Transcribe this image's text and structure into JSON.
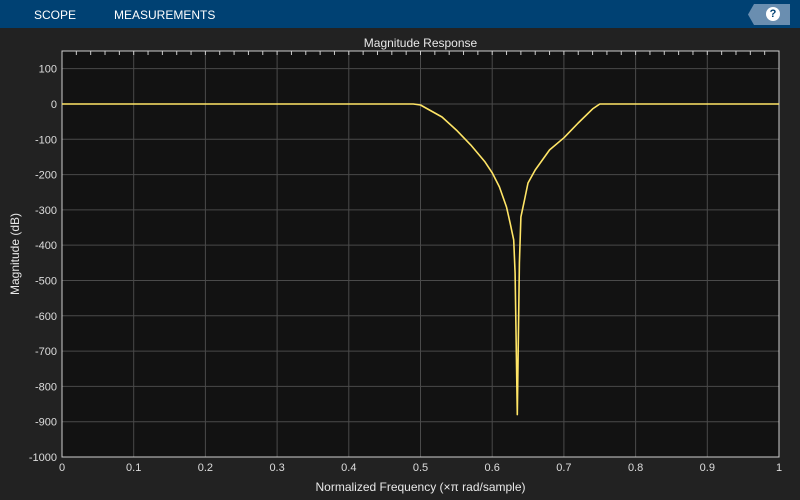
{
  "toolbar": {
    "tabs": [
      {
        "label": "SCOPE"
      },
      {
        "label": "MEASUREMENTS"
      }
    ],
    "help_icon": "question-circle-icon",
    "help_label": "?"
  },
  "colors": {
    "toolbar": "#004173",
    "background": "#222222",
    "plot_background": "#121212",
    "grid": "#4a4a4a",
    "line": "#ffe566"
  },
  "chart_data": {
    "type": "line",
    "title": "Magnitude Response",
    "xlabel": "Normalized Frequency (×π rad/sample)",
    "ylabel": "Magnitude (dB)",
    "xlim": [
      0,
      1
    ],
    "ylim": [
      -1000,
      150
    ],
    "grid": true,
    "xticks": [
      "0",
      "0.1",
      "0.2",
      "0.3",
      "0.4",
      "0.5",
      "0.6",
      "0.7",
      "0.8",
      "0.9",
      "1"
    ],
    "yticks": [
      "100",
      "0",
      "-100",
      "-200",
      "-300",
      "-400",
      "-500",
      "-600",
      "-700",
      "-800",
      "-900",
      "-1000"
    ],
    "series": [
      {
        "x": [
          0,
          0.49,
          0.5,
          0.53,
          0.55,
          0.57,
          0.59,
          0.6,
          0.61,
          0.62,
          0.625,
          0.63,
          0.632,
          0.635,
          0.638,
          0.64,
          0.645,
          0.65,
          0.66,
          0.68,
          0.7,
          0.72,
          0.74,
          0.75,
          1
        ],
        "y": [
          0,
          0,
          -3,
          -37,
          -74,
          -116,
          -164,
          -195,
          -235,
          -292,
          -337,
          -385,
          -479,
          -880,
          -450,
          -320,
          -272,
          -224,
          -187,
          -130,
          -96,
          -54,
          -14,
          0,
          0
        ]
      }
    ]
  }
}
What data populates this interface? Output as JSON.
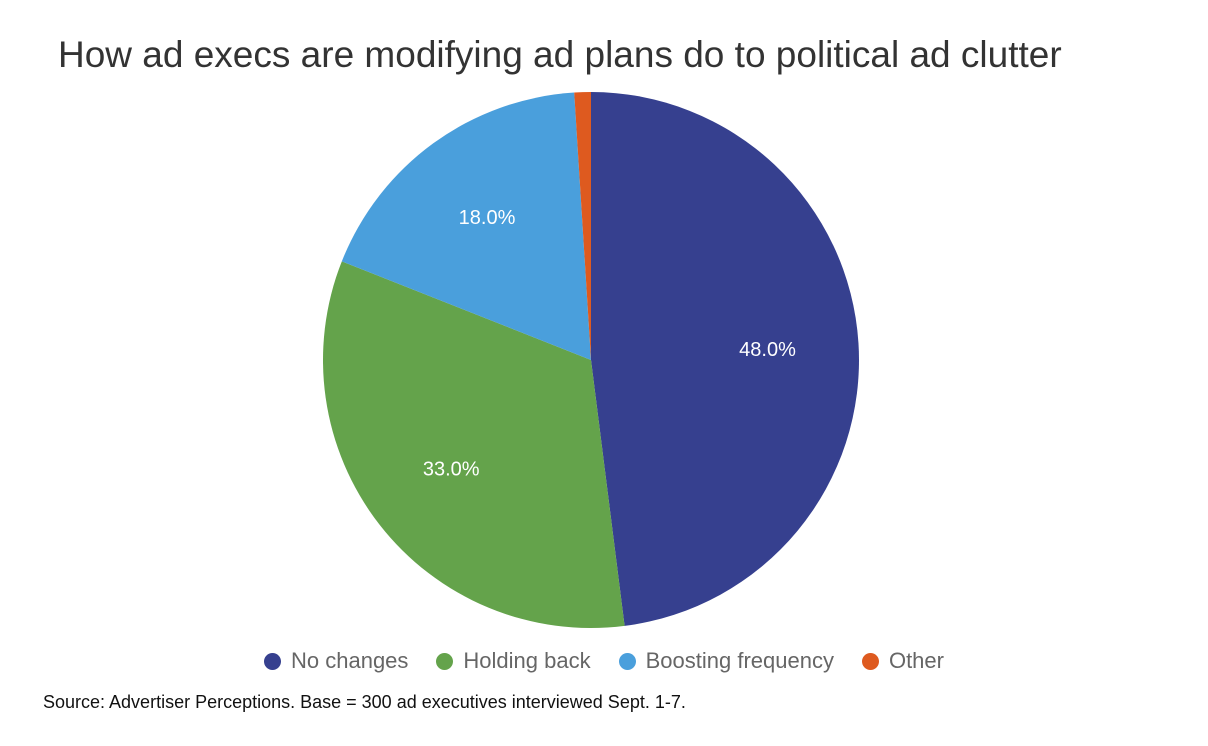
{
  "chart_data": {
    "type": "pie",
    "title": "How ad execs are modifying ad plans do to political ad clutter",
    "categories": [
      "No changes",
      "Holding back",
      "Boosting frequency",
      "Other"
    ],
    "values": [
      48.0,
      33.0,
      18.0,
      1.0
    ],
    "data_labels": [
      "48.0%",
      "33.0%",
      "18.0%",
      ""
    ],
    "colors": [
      "#36408f",
      "#64a34b",
      "#4a9fdc",
      "#de5a1f"
    ],
    "legend_position": "bottom"
  },
  "source_note": "Source: Advertiser Perceptions. Base = 300 ad executives interviewed Sept. 1-7."
}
===============
▸ EXERCISE GOAL
Begin at the line containing "What data populates" and extract every line through the end of the records, inclusive, exactly and only; omit pictures.

▸ OUTPUT FOR THIS TASK
What data populates this interface? Output as JSON.
{
  "chart_data": {
    "type": "pie",
    "title": "How ad execs are modifying ad plans do to political ad clutter",
    "categories": [
      "No changes",
      "Holding back",
      "Boosting frequency",
      "Other"
    ],
    "values": [
      48.0,
      33.0,
      18.0,
      1.0
    ],
    "data_labels": [
      "48.0%",
      "33.0%",
      "18.0%",
      ""
    ],
    "colors": [
      "#36408f",
      "#64a34b",
      "#4a9fdc",
      "#de5a1f"
    ],
    "legend_position": "bottom"
  },
  "source_note": "Source: Advertiser Perceptions. Base = 300 ad executives interviewed Sept. 1-7."
}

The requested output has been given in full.